- _What you are asked to do_: Show every line in the entries below where the word "ffffff" appears.

- _Material provided_:
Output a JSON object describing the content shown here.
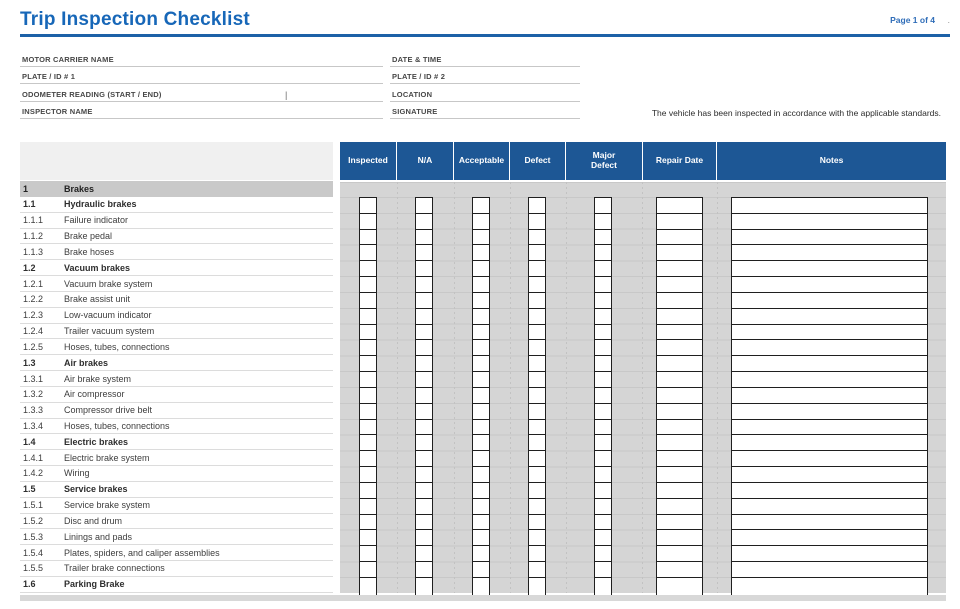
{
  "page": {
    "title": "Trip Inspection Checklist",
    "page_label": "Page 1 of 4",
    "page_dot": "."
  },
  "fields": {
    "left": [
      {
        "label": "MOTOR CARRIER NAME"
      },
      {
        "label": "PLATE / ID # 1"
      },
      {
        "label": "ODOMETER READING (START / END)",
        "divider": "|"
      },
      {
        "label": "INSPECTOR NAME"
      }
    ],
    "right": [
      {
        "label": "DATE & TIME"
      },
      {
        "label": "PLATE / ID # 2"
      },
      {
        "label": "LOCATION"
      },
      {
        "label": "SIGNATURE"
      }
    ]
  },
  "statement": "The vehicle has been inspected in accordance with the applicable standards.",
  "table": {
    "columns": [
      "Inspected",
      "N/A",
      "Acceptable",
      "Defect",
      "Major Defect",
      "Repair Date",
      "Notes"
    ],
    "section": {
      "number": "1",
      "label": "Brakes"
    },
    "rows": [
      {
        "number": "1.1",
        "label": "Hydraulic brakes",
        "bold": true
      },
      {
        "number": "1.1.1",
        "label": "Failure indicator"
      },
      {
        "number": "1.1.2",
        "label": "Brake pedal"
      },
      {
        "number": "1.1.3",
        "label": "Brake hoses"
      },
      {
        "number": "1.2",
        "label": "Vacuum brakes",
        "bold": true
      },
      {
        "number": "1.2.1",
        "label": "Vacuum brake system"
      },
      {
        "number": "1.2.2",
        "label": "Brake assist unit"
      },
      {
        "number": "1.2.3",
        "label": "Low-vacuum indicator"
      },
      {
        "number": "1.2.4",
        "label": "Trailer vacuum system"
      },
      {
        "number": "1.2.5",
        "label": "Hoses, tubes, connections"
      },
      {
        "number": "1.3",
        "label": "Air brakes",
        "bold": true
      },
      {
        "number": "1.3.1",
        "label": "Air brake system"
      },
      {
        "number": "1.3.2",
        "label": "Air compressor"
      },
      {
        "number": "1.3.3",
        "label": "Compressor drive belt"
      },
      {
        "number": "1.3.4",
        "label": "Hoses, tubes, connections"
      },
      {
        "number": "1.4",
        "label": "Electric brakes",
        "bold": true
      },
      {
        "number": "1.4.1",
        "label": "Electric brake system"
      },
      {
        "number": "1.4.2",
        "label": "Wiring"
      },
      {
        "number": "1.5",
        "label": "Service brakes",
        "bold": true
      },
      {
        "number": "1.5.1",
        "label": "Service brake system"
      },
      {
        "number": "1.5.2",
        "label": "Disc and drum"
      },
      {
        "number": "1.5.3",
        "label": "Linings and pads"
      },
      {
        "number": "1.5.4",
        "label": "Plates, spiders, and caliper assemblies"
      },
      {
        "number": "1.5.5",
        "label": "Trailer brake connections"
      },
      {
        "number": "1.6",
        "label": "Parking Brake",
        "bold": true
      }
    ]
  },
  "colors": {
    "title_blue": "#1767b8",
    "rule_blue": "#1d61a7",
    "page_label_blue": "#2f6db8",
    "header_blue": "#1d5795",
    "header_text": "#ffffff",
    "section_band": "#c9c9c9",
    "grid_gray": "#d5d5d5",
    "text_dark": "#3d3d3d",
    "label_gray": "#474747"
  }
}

==

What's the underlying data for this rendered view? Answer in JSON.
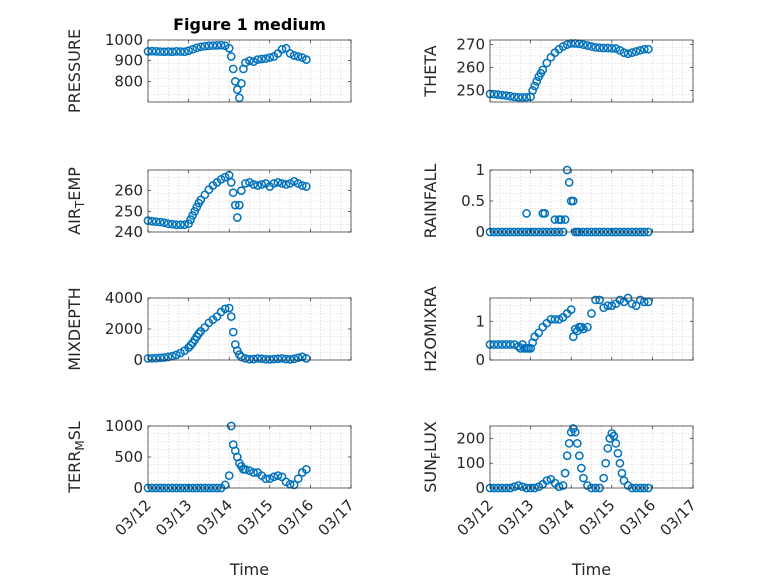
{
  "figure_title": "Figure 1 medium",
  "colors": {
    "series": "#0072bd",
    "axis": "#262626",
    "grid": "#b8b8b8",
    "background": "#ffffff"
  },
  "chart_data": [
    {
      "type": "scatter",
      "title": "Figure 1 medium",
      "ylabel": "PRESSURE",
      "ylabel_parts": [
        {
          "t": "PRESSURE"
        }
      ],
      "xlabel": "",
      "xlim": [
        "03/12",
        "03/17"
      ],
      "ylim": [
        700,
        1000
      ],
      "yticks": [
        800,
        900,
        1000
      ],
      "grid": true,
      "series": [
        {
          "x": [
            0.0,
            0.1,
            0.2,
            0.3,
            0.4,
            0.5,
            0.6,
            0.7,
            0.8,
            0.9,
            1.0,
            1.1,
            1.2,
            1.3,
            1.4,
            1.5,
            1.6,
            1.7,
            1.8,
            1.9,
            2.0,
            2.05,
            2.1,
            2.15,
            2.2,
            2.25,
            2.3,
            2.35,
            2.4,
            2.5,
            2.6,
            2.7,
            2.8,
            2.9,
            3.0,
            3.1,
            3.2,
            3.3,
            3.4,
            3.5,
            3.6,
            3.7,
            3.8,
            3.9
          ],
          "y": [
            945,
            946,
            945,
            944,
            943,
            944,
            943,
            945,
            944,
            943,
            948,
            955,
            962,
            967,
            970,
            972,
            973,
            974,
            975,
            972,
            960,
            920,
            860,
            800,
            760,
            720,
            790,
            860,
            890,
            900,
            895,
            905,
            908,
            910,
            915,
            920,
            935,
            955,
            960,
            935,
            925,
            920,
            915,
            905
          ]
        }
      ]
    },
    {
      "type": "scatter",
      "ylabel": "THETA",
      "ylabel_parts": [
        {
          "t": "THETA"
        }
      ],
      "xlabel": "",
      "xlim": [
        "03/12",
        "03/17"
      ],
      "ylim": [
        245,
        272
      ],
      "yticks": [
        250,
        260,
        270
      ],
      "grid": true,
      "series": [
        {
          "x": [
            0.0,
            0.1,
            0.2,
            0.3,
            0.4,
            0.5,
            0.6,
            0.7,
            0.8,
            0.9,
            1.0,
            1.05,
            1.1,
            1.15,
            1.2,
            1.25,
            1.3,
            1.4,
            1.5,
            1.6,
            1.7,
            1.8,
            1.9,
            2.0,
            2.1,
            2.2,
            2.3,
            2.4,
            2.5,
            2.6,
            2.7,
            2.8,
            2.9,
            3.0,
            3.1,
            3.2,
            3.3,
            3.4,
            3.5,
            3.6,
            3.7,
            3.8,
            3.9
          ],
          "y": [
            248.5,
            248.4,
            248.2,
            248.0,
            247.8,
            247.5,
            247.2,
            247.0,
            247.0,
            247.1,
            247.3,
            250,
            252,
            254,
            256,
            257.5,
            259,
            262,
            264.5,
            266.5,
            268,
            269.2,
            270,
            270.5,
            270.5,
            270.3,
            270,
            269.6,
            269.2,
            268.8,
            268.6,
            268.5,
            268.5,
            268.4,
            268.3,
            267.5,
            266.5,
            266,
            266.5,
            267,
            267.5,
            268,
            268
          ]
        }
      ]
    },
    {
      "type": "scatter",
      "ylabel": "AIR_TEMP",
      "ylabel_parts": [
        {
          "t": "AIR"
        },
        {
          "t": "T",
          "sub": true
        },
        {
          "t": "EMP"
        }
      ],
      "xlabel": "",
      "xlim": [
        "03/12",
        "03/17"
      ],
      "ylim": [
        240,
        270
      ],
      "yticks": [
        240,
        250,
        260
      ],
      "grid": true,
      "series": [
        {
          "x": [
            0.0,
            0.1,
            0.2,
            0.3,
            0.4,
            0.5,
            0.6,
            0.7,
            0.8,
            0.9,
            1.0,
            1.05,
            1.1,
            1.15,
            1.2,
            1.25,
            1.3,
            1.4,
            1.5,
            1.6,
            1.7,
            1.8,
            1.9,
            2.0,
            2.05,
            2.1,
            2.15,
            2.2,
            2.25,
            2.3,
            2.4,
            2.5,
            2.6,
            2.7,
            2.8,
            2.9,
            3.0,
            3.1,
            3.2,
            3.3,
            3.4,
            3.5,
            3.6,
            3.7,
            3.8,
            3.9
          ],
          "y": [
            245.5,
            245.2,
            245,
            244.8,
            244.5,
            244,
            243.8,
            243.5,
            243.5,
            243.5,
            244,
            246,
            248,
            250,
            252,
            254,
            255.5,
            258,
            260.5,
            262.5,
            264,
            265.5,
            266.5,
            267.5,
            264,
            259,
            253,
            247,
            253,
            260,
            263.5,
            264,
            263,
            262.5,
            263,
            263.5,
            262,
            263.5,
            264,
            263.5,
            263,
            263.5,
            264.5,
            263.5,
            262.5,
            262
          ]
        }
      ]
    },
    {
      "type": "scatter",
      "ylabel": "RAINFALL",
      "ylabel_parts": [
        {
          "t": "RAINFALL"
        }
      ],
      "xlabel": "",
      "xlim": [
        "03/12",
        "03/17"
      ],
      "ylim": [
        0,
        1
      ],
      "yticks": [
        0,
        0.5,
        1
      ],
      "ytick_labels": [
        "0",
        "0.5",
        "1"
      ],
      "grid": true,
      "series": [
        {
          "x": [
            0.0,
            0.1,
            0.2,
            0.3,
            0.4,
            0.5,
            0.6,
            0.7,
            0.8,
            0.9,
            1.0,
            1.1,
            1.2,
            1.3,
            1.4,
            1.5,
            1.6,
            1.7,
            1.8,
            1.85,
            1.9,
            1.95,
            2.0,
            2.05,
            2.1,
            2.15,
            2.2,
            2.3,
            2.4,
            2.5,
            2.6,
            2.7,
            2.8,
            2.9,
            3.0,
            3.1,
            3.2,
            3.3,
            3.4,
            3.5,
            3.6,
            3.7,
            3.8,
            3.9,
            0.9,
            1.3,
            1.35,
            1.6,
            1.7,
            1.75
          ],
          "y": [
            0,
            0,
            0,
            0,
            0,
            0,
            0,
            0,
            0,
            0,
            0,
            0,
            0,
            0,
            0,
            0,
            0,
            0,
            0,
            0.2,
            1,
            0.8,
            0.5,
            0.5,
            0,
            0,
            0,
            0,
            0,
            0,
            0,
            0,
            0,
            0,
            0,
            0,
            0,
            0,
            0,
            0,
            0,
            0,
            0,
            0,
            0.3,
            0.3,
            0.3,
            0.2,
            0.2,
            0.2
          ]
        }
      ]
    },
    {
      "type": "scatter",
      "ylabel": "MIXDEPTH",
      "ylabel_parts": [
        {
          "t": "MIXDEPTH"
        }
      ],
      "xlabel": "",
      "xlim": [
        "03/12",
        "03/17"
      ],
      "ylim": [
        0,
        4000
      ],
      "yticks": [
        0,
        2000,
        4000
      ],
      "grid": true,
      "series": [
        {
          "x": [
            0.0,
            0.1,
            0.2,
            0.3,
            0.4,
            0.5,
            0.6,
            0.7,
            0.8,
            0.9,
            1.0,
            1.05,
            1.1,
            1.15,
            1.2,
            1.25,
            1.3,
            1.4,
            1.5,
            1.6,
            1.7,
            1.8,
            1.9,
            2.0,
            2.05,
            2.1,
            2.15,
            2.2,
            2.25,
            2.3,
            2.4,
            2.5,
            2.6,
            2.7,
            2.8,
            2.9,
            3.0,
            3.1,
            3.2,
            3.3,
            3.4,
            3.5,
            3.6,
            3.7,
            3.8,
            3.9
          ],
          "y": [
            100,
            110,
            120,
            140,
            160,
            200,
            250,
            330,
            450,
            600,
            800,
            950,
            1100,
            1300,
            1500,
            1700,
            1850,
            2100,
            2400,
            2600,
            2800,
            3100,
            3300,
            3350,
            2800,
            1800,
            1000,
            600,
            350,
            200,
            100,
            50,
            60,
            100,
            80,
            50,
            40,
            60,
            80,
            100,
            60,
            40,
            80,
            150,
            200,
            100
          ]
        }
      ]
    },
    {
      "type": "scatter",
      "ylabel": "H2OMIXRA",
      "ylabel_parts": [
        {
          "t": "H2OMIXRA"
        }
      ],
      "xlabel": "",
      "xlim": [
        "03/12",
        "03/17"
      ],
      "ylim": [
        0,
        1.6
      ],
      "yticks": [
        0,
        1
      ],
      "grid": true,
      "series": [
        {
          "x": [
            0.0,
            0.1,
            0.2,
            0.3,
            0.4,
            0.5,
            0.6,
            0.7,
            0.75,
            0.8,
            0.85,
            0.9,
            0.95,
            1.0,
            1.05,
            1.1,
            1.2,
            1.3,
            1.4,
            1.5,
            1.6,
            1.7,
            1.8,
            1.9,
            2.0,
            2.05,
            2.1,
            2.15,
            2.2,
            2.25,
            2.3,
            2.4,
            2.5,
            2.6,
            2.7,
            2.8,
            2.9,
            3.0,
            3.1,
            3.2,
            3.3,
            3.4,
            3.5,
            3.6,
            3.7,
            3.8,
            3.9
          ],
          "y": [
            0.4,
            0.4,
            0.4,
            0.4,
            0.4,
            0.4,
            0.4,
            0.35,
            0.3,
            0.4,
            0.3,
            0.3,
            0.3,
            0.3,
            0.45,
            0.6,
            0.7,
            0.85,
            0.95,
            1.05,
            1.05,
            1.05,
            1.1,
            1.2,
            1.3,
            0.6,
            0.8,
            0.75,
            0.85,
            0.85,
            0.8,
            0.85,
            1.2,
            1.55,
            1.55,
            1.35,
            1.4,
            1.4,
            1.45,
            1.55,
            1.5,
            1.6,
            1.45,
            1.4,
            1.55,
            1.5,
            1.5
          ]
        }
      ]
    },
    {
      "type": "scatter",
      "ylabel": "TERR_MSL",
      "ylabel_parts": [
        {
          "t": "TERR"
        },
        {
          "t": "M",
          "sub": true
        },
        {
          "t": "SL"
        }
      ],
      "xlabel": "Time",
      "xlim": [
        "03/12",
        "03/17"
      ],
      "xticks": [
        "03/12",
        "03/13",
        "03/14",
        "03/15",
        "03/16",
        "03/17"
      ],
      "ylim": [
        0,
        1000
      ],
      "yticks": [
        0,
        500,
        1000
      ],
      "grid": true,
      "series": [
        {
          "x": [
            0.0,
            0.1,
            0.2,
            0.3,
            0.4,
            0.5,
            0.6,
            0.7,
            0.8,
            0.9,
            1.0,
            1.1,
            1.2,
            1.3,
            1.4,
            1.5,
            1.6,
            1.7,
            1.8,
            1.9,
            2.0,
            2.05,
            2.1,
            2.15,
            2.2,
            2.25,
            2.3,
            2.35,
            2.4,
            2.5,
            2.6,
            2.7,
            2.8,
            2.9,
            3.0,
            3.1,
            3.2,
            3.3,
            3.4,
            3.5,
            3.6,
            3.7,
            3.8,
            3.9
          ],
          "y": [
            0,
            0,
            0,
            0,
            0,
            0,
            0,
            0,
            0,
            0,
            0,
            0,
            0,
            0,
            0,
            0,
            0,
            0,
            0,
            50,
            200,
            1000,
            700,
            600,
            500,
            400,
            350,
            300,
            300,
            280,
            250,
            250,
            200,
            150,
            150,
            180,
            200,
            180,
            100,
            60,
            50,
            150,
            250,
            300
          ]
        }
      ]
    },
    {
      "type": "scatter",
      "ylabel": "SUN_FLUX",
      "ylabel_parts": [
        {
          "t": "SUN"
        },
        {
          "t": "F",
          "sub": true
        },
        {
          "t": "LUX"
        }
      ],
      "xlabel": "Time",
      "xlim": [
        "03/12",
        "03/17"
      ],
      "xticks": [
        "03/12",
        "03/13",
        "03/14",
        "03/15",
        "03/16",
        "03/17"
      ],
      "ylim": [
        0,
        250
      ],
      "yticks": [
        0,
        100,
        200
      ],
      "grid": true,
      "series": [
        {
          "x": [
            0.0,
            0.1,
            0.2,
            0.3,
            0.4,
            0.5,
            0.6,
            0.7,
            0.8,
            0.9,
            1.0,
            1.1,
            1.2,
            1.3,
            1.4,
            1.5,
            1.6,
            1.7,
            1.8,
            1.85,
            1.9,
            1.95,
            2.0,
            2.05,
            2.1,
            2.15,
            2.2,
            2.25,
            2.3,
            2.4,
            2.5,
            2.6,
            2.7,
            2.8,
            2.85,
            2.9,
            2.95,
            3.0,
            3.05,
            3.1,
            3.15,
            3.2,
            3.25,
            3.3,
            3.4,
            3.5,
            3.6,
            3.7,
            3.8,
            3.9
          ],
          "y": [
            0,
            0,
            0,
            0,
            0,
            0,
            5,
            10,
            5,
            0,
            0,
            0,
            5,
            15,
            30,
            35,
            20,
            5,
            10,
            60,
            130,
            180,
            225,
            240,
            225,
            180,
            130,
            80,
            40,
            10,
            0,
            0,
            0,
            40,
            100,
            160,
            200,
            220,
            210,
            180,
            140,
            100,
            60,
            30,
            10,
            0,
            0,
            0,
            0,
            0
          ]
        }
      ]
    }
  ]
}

* * *

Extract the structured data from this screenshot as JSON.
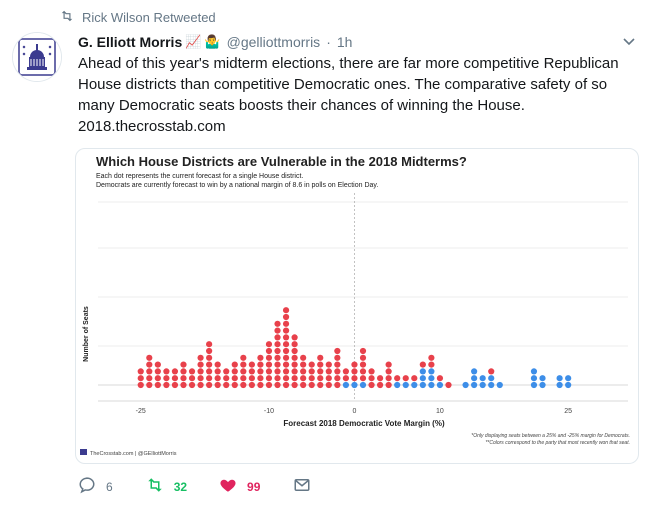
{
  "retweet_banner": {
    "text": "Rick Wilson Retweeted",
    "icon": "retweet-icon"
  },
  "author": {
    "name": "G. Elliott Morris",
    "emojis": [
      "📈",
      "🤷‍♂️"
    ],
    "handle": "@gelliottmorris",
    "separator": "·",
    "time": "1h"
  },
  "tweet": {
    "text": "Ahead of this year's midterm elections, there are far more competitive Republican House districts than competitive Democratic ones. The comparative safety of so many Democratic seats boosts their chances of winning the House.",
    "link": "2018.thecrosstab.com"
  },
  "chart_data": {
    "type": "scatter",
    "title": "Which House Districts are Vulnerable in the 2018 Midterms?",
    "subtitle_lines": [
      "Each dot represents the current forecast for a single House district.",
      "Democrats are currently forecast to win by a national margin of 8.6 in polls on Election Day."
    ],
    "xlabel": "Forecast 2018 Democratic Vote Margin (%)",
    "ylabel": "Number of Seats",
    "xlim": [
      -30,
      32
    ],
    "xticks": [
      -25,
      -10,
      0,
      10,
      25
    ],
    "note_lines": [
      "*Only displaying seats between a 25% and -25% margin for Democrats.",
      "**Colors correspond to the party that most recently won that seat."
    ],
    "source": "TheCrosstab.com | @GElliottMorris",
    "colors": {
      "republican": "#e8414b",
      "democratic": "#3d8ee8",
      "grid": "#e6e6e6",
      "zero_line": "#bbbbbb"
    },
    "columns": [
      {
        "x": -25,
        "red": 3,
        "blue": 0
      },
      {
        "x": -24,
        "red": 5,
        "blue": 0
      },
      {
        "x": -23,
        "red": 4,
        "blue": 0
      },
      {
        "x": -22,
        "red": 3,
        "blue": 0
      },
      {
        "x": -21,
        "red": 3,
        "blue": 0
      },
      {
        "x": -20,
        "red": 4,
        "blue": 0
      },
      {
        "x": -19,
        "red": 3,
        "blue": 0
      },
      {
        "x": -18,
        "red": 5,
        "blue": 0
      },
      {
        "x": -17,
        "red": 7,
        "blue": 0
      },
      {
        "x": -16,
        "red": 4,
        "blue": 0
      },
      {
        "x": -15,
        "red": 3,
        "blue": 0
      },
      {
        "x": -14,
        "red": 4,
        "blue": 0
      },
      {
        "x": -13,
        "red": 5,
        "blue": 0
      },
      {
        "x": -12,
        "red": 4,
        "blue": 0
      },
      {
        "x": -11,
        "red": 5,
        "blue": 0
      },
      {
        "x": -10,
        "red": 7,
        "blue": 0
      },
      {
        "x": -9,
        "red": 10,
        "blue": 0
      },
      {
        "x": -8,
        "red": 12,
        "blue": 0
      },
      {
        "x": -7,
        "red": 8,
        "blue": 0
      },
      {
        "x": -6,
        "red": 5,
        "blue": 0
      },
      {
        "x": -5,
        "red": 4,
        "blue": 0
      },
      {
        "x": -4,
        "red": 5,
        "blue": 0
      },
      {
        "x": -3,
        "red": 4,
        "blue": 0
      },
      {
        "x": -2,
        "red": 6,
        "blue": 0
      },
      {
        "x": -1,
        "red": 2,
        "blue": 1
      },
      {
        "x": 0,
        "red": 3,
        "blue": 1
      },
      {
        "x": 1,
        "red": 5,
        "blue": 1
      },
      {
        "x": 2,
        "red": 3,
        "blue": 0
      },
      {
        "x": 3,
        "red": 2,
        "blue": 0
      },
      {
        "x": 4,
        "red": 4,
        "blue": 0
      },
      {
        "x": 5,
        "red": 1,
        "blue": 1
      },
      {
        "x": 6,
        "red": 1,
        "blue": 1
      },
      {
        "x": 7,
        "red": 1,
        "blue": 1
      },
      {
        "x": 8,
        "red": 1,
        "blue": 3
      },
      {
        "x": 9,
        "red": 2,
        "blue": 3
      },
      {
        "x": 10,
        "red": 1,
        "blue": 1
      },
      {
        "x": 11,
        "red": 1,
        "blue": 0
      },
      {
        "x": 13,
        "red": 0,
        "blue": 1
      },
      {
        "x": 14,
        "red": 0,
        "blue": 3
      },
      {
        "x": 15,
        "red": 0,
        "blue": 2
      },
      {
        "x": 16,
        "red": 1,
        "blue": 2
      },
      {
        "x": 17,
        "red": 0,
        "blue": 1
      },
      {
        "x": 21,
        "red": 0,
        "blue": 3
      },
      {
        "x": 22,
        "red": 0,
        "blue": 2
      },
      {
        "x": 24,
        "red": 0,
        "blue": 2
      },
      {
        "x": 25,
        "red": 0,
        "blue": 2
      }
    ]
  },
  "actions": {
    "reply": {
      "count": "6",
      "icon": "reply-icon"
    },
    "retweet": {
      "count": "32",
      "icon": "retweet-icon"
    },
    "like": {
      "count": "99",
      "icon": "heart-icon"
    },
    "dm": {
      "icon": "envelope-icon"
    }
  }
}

- _Response for this exercise_:
    "header_text": "#ffffff",
    "background": "#ffffff"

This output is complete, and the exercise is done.